■ Goal
Repeat every record below exactly, leaving out the pictures.

■ Extracted records
***

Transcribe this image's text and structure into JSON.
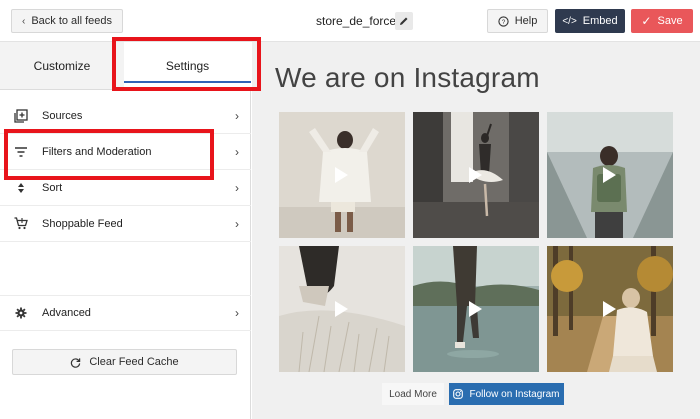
{
  "header": {
    "back_label": "Back to all feeds",
    "feed_name": "store_de_force",
    "help_label": "Help",
    "embed_label": "Embed",
    "save_label": "Save"
  },
  "sidebar": {
    "tabs": [
      {
        "label": "Customize",
        "active": false
      },
      {
        "label": "Settings",
        "active": true
      }
    ],
    "items": [
      {
        "label": "Sources",
        "icon": "add-to-library-icon"
      },
      {
        "label": "Filters and Moderation",
        "icon": "filter-icon"
      },
      {
        "label": "Sort",
        "icon": "sort-icon"
      },
      {
        "label": "Shoppable Feed",
        "icon": "shopping-cart-icon"
      },
      {
        "label": "Advanced",
        "icon": "gear-icon"
      }
    ],
    "clear_cache_label": "Clear Feed Cache"
  },
  "preview": {
    "title": "We are on Instagram",
    "posts": [
      {
        "type": "video",
        "scene": "woman in white shirt"
      },
      {
        "type": "video",
        "scene": "ballet dancer in studio"
      },
      {
        "type": "video",
        "scene": "person with backpack on escalator"
      },
      {
        "type": "video",
        "scene": "legs in beach grass"
      },
      {
        "type": "video",
        "scene": "person walking in water"
      },
      {
        "type": "video",
        "scene": "woman in autumn park"
      }
    ],
    "load_more_label": "Load More",
    "follow_label": "Follow on Instagram"
  },
  "colors": {
    "embed_bg": "#2f3a4f",
    "save_bg": "#e9575a",
    "follow_bg": "#2a6db0",
    "tab_underline": "#2f63b7",
    "highlight": "#e8141b"
  }
}
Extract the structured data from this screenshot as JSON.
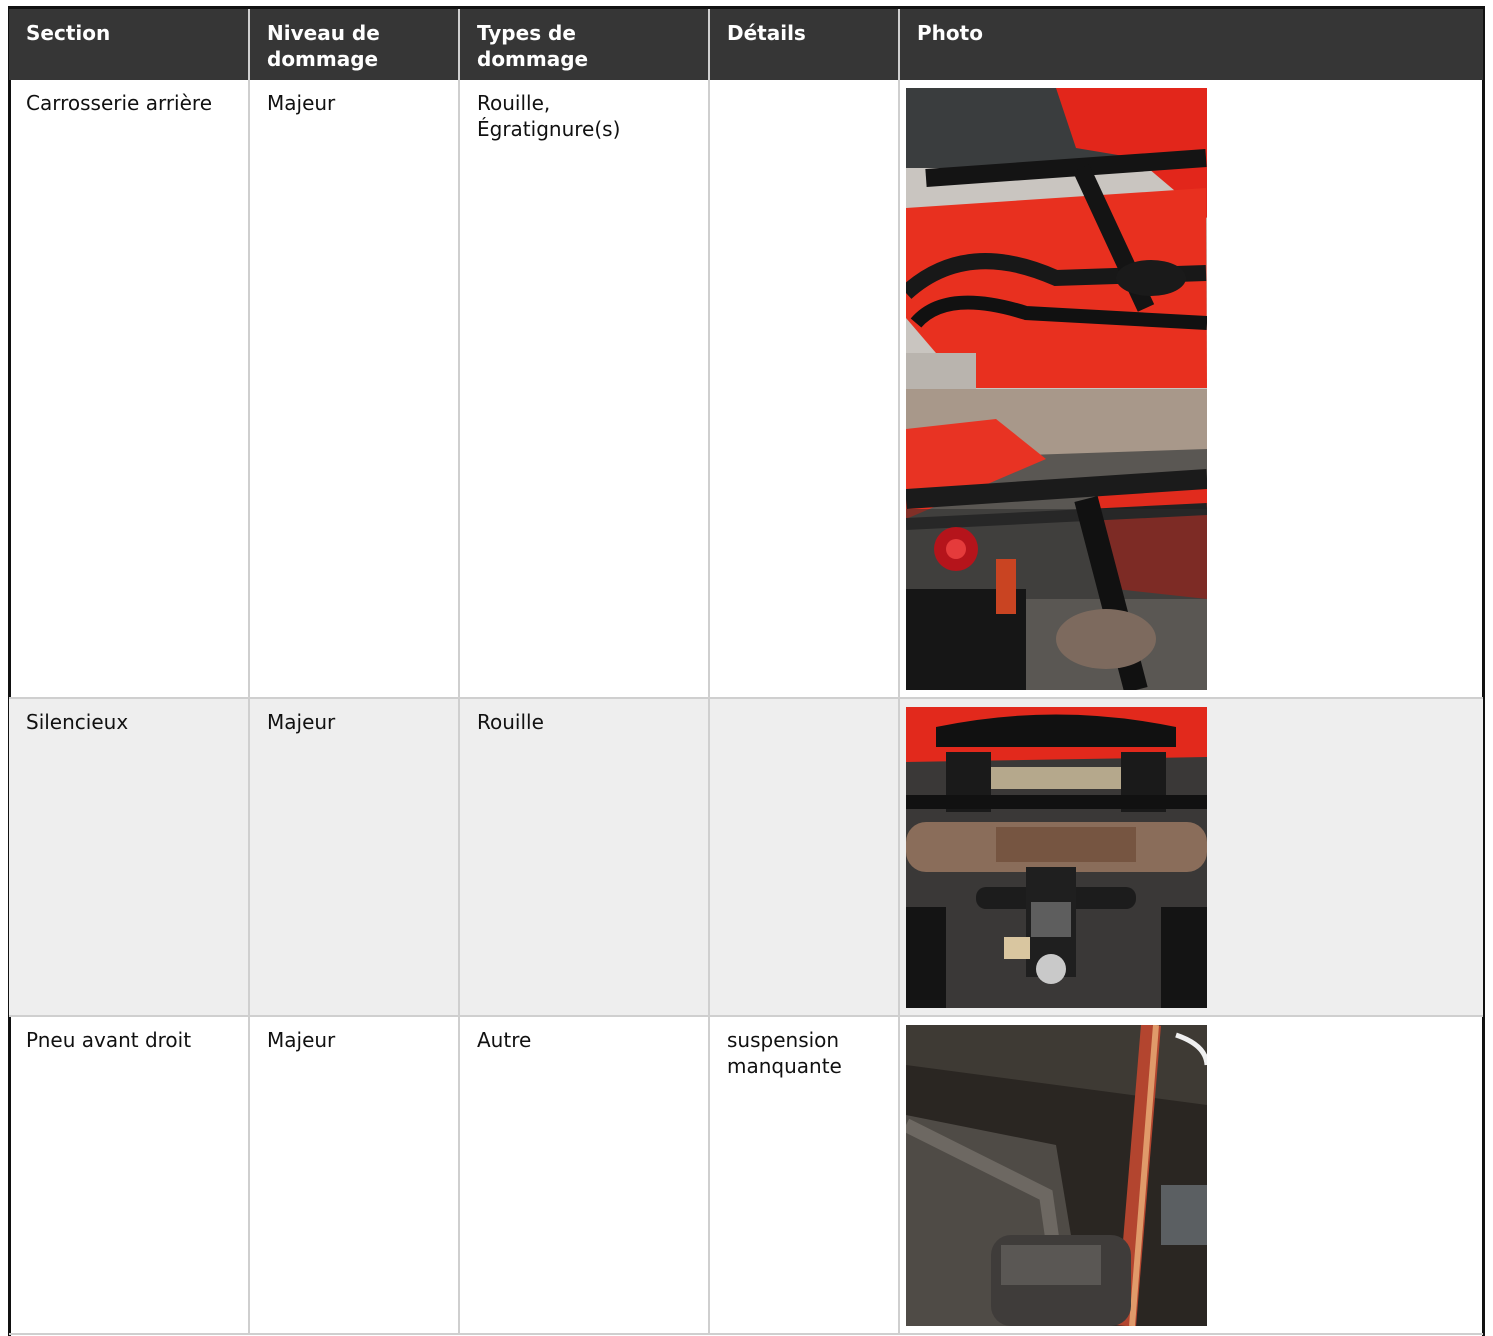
{
  "table": {
    "headers": [
      "Section",
      "Niveau de dommage",
      "Types de dommage",
      "Détails",
      "Photo"
    ],
    "rows": [
      {
        "section": "Carrosserie arrière",
        "niveau": "Majeur",
        "types": "Rouille, Égratignure(s)",
        "details": "",
        "photos": [
          "photo-rear-rack",
          "photo-rear-taillight"
        ]
      },
      {
        "section": "Silencieux",
        "niveau": "Majeur",
        "types": "Rouille",
        "details": "",
        "photos": [
          "photo-muffler"
        ]
      },
      {
        "section": "Pneu avant droit",
        "niveau": "Majeur",
        "types": "Autre",
        "details": "suspension manquante",
        "photos": [
          "photo-front-right"
        ]
      }
    ]
  }
}
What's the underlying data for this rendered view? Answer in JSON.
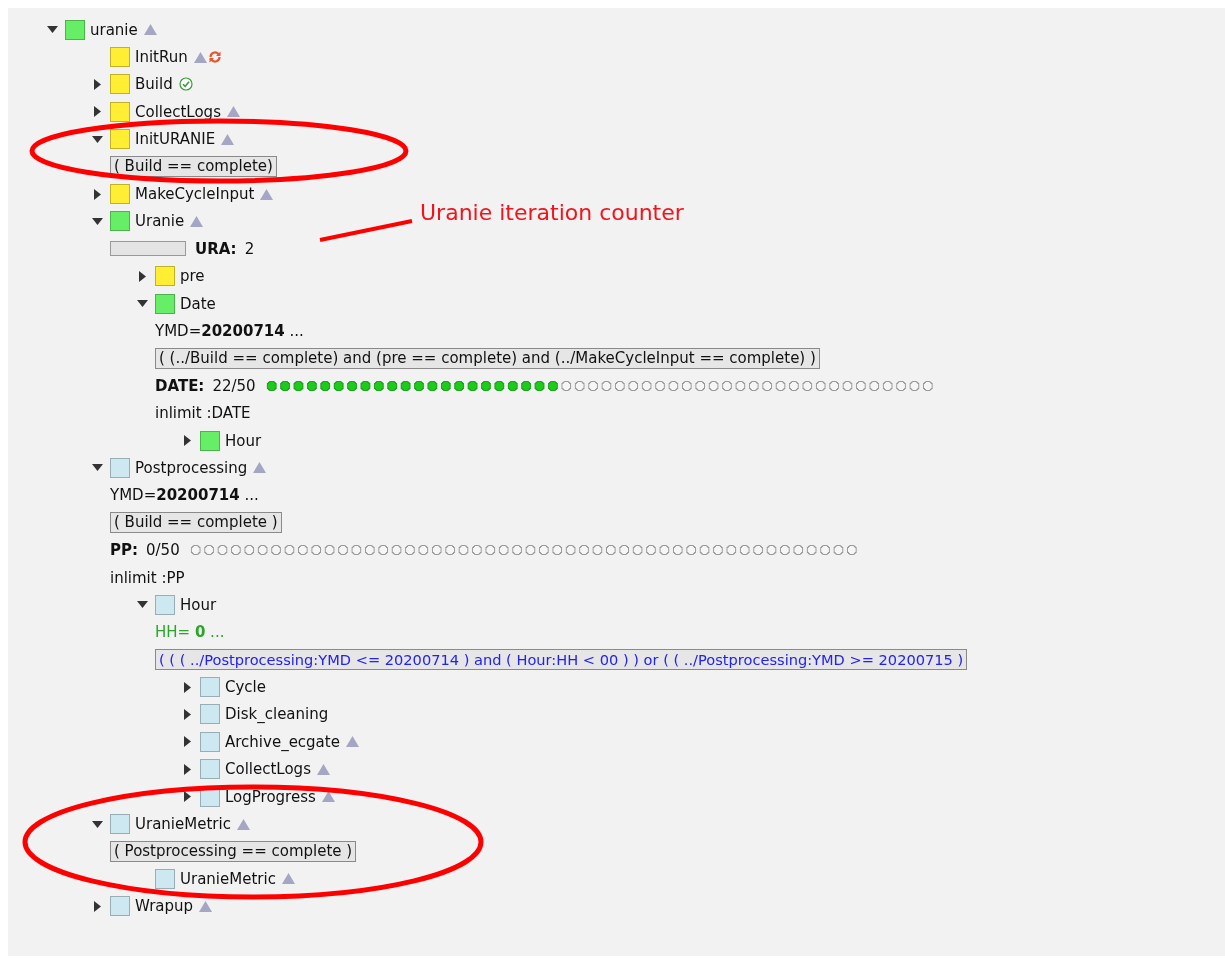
{
  "tree": [
    {
      "kind": "node",
      "name": "uranie",
      "color": "#66ee66",
      "expanded": true,
      "queued": true,
      "children": [
        {
          "kind": "node",
          "name": "InitRun",
          "color": "#ffee33",
          "queued": true,
          "rerun": true
        },
        {
          "kind": "node",
          "name": "Build",
          "color": "#ffee33",
          "expanded": false,
          "complete": true
        },
        {
          "kind": "node",
          "name": "CollectLogs",
          "color": "#ffee33",
          "expanded": false,
          "queued": true
        },
        {
          "kind": "node",
          "name": "InitURANIE",
          "color": "#ffee33",
          "expanded": true,
          "queued": true,
          "children": [
            {
              "kind": "trigger",
              "text": "( Build == complete)"
            }
          ]
        },
        {
          "kind": "node",
          "name": "MakeCycleInput",
          "color": "#ffee33",
          "expanded": false,
          "queued": true
        },
        {
          "kind": "node",
          "name": "Uranie",
          "color": "#66ee66",
          "expanded": true,
          "queued": true,
          "children": [
            {
              "kind": "meter",
              "label": "URA:",
              "value": "2"
            },
            {
              "kind": "node",
              "name": "pre",
              "color": "#ffee33",
              "expanded": false
            },
            {
              "kind": "node",
              "name": "Date",
              "color": "#66ee66",
              "expanded": true,
              "children": [
                {
                  "kind": "repeat",
                  "text": "YMD=**20200714** ..."
                },
                {
                  "kind": "trigger",
                  "text": "( (../Build == complete) and (pre == complete) and (../MakeCycleInput == complete) )"
                },
                {
                  "kind": "limit",
                  "label": "DATE:",
                  "value": "22/50",
                  "level": 0.44
                },
                {
                  "kind": "inlimit",
                  "text": "inlimit :DATE"
                },
                {
                  "kind": "node",
                  "name": "Hour",
                  "color": "#66ee66",
                  "expanded": false
                }
              ]
            }
          ]
        },
        {
          "kind": "node",
          "name": "Postprocessing",
          "color": "#cde8f0",
          "expanded": true,
          "queued": true,
          "children": [
            {
              "kind": "repeat",
              "text": "YMD=**20200714** ..."
            },
            {
              "kind": "trigger",
              "text": "( Build == complete )"
            },
            {
              "kind": "limit",
              "label": "PP:",
              "value": "0/50",
              "level": 0
            },
            {
              "kind": "inlimit",
              "text": "inlimit :PP"
            },
            {
              "kind": "node",
              "name": "Hour",
              "color": "#cde8f0",
              "expanded": true,
              "children": [
                {
                  "kind": "generated",
                  "text": "HH= **0** ..."
                },
                {
                  "kind": "trigger",
                  "active": true,
                  "text": "( ( ( ../Postprocessing:YMD <= 20200714 ) and ( Hour:HH < 00 ) ) or ( ( ../Postprocessing:YMD >= 20200715 )"
                },
                {
                  "kind": "node",
                  "name": "Cycle",
                  "color": "#cde8f0",
                  "expanded": false
                },
                {
                  "kind": "node",
                  "name": "Disk_cleaning",
                  "color": "#cde8f0",
                  "expanded": false
                },
                {
                  "kind": "node",
                  "name": "Archive_ecgate",
                  "color": "#cde8f0",
                  "expanded": false,
                  "queued": true
                },
                {
                  "kind": "node",
                  "name": "CollectLogs",
                  "color": "#cde8f0",
                  "expanded": false,
                  "queued": true
                },
                {
                  "kind": "node",
                  "name": "LogProgress",
                  "color": "#cde8f0",
                  "expanded": false,
                  "queued": true
                }
              ]
            }
          ]
        },
        {
          "kind": "node",
          "name": "UranieMetric",
          "color": "#cde8f0",
          "expanded": true,
          "queued": true,
          "children": [
            {
              "kind": "trigger",
              "text": "( Postprocessing == complete )"
            },
            {
              "kind": "node",
              "name": "UranieMetric",
              "color": "#cde8f0",
              "queued": true
            }
          ]
        },
        {
          "kind": "node",
          "name": "Wrapup",
          "color": "#cde8f0",
          "expanded": false,
          "queued": true
        }
      ]
    }
  ],
  "annotation": {
    "callout": "Uranie iteration counter"
  }
}
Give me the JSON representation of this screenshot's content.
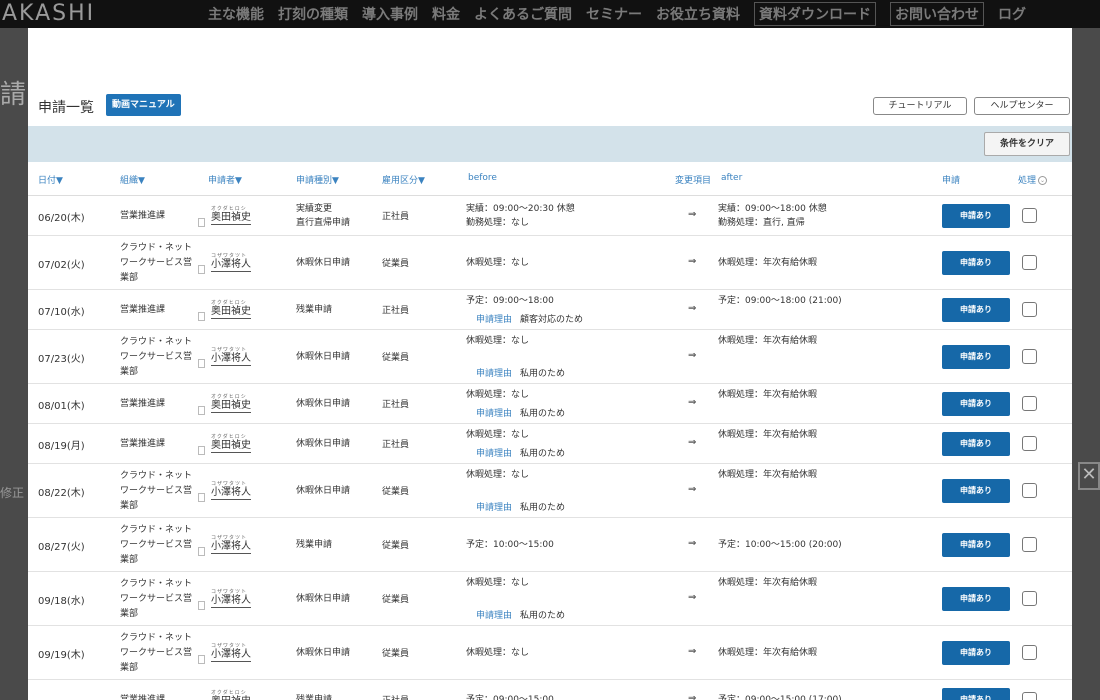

***

■ The solution
Transcribe this image's text and structure into JSON.
{
  "header": {
    "back_label": "Back to all feeds",
    "feed_name": "store_de_force",
    "help_label": "Help",
    "embed_label": "Embed",
    "save_label": "Save"
  },
  "sidebar": {
    "tabs": [
      {
        "label": "Customize",
        "active": false
      },
      {
        "label": "Settings",
        "active": true
      }
    ],
    "items": [
      {
        "label": "Sources",
        "icon": "add-to-library-icon"
      },
      {
        "label": "Filters and Moderation",
        "icon": "filter-icon"
      },
      {
        "label": "Sort",
        "icon": "sort-icon"
      },
      {
        "label": "Shoppable Feed",
        "icon": "shopping-cart-icon"
      },
      {
        "label": "Advanced",
        "icon": "gear-icon"
      }
    ],
    "clear_cache_label": "Clear Feed Cache"
  },
  "preview": {
    "title": "We are on Instagram",
    "posts": [
      {
        "type": "video",
        "scene": "woman in white shirt"
      },
      {
        "type": "video",
        "scene": "ballet dancer in studio"
      },
      {
        "type": "video",
        "scene": "person with backpack on escalator"
      },
      {
        "type": "video",
        "scene": "legs in beach grass"
      },
      {
        "type": "video",
        "scene": "person walking in water"
      },
      {
        "type": "video",
        "scene": "woman in autumn park"
      }
    ],
    "load_more_label": "Load More",
    "follow_label": "Follow on Instagram"
  },
  "colors": {
    "embed_bg": "#2f3a4f",
    "save_bg": "#e9575a",
    "follow_bg": "#2a6db0",
    "tab_underline": "#2f63b7",
    "highlight": "#e8141b"
  }
}
Extract the structured data from this screenshot as JSON.
{
  "table": {
    "headers": [
      "Section",
      "Niveau de dommage",
      "Types de dommage",
      "Détails",
      "Photo"
    ],
    "rows": [
      {
        "section": "Carrosserie arrière",
        "niveau": "Majeur",
        "types": "Rouille, Égratignure(s)",
        "details": "",
        "photos": [
          "photo-rear-rack",
          "photo-rear-taillight"
        ]
      },
      {
        "section": "Silencieux",
        "niveau": "Majeur",
        "types": "Rouille",
        "details": "",
        "photos": [
          "photo-muffler"
        ]
      },
      {
        "section": "Pneu avant droit",
        "niveau": "Majeur",
        "types": "Autre",
        "details": "suspension manquante",
        "photos": [
          "photo-front-right"
        ]
      }
    ]
  }
}
What's the underlying data for this rendered view? Answer in JSON.
{
  "tree": [
    {
      "kind": "node",
      "name": "uranie",
      "color": "#66ee66",
      "expanded": true,
      "queued": true,
      "children": [
        {
          "kind": "node",
          "name": "InitRun",
          "color": "#ffee33",
          "queued": true,
          "rerun": true
        },
        {
          "kind": "node",
          "name": "Build",
          "color": "#ffee33",
          "expanded": false,
          "complete": true
        },
        {
          "kind": "node",
          "name": "CollectLogs",
          "color": "#ffee33",
          "expanded": false,
          "queued": true
        },
        {
          "kind": "node",
          "name": "InitURANIE",
          "color": "#ffee33",
          "expanded": true,
          "queued": true,
          "children": [
            {
              "kind": "trigger",
              "text": "( Build == complete)"
            }
          ]
        },
        {
          "kind": "node",
          "name": "MakeCycleInput",
          "color": "#ffee33",
          "expanded": false,
          "queued": true
        },
        {
          "kind": "node",
          "name": "Uranie",
          "color": "#66ee66",
          "expanded": true,
          "queued": true,
          "children": [
            {
              "kind": "meter",
              "label": "URA:",
              "value": "2"
            },
            {
              "kind": "node",
              "name": "pre",
              "color": "#ffee33",
              "expanded": false
            },
            {
              "kind": "node",
              "name": "Date",
              "color": "#66ee66",
              "expanded": true,
              "children": [
                {
                  "kind": "repeat",
                  "text": "YMD=**20200714** ..."
                },
                {
                  "kind": "trigger",
                  "text": "( (../Build == complete) and (pre == complete) and (../MakeCycleInput == complete) )"
                },
                {
                  "kind": "limit",
                  "label": "DATE:",
                  "value": "22/50",
                  "level": 0.44
                },
                {
                  "kind": "inlimit",
                  "text": "inlimit :DATE"
                },
                {
                  "kind": "node",
                  "name": "Hour",
                  "color": "#66ee66",
                  "expanded": false
                }
              ]
            }
          ]
        },
        {
          "kind": "node",
          "name": "Postprocessing",
          "color": "#cde8f0",
          "expanded": true,
          "queued": true,
          "children": [
            {
              "kind": "repeat",
              "text": "YMD=**20200714** ..."
            },
            {
              "kind": "trigger",
              "text": "( Build == complete )"
            },
            {
              "kind": "limit",
              "label": "PP:",
              "value": "0/50",
              "level": 0
            },
            {
              "kind": "inlimit",
              "text": "inlimit :PP"
            },
            {
              "kind": "node",
              "name": "Hour",
              "color": "#cde8f0",
              "expanded": true,
              "children": [
                {
                  "kind": "generated",
                  "text": "HH= **0** ..."
                },
                {
                  "kind": "trigger",
                  "active": true,
                  "text": "( ( ( ../Postprocessing:YMD <= 20200714 ) and ( Hour:HH < 00 ) ) or ( ( ../Postprocessing:YMD >= 20200715 )"
                },
                {
                  "kind": "node",
                  "name": "Cycle",
                  "color": "#cde8f0",
                  "expanded": false
                },
                {
                  "kind": "node",
                  "name": "Disk_cleaning",
                  "color": "#cde8f0",
                  "expanded": false
                },
                {
                  "kind": "node",
                  "name": "Archive_ecgate",
                  "color": "#cde8f0",
                  "expanded": false,
                  "queued": true
                },
                {
                  "kind": "node",
                  "name": "CollectLogs",
                  "color": "#cde8f0",
                  "expanded": false,
                  "queued": true
                },
                {
                  "kind": "node",
                  "name": "LogProgress",
                  "color": "#cde8f0",
                  "expanded": false,
                  "queued": true
                }
              ]
            }
          ]
        },
        {
          "kind": "node",
          "name": "UranieMetric",
          "color": "#cde8f0",
          "expanded": true,
          "queued": true,
          "children": [
            {
              "kind": "trigger",
              "text": "( Postprocessing == complete )"
            },
            {
              "kind": "node",
              "name": "UranieMetric",
              "color": "#cde8f0",
              "queued": true
            }
          ]
        },
        {
          "kind": "node",
          "name": "Wrapup",
          "color": "#cde8f0",
          "expanded": false,
          "queued": true
        }
      ]
    }
  ],
  "annotation": {
    "callout": "Uranie iteration counter"
  }
}
Give me the JSON representation of this screenshot's content.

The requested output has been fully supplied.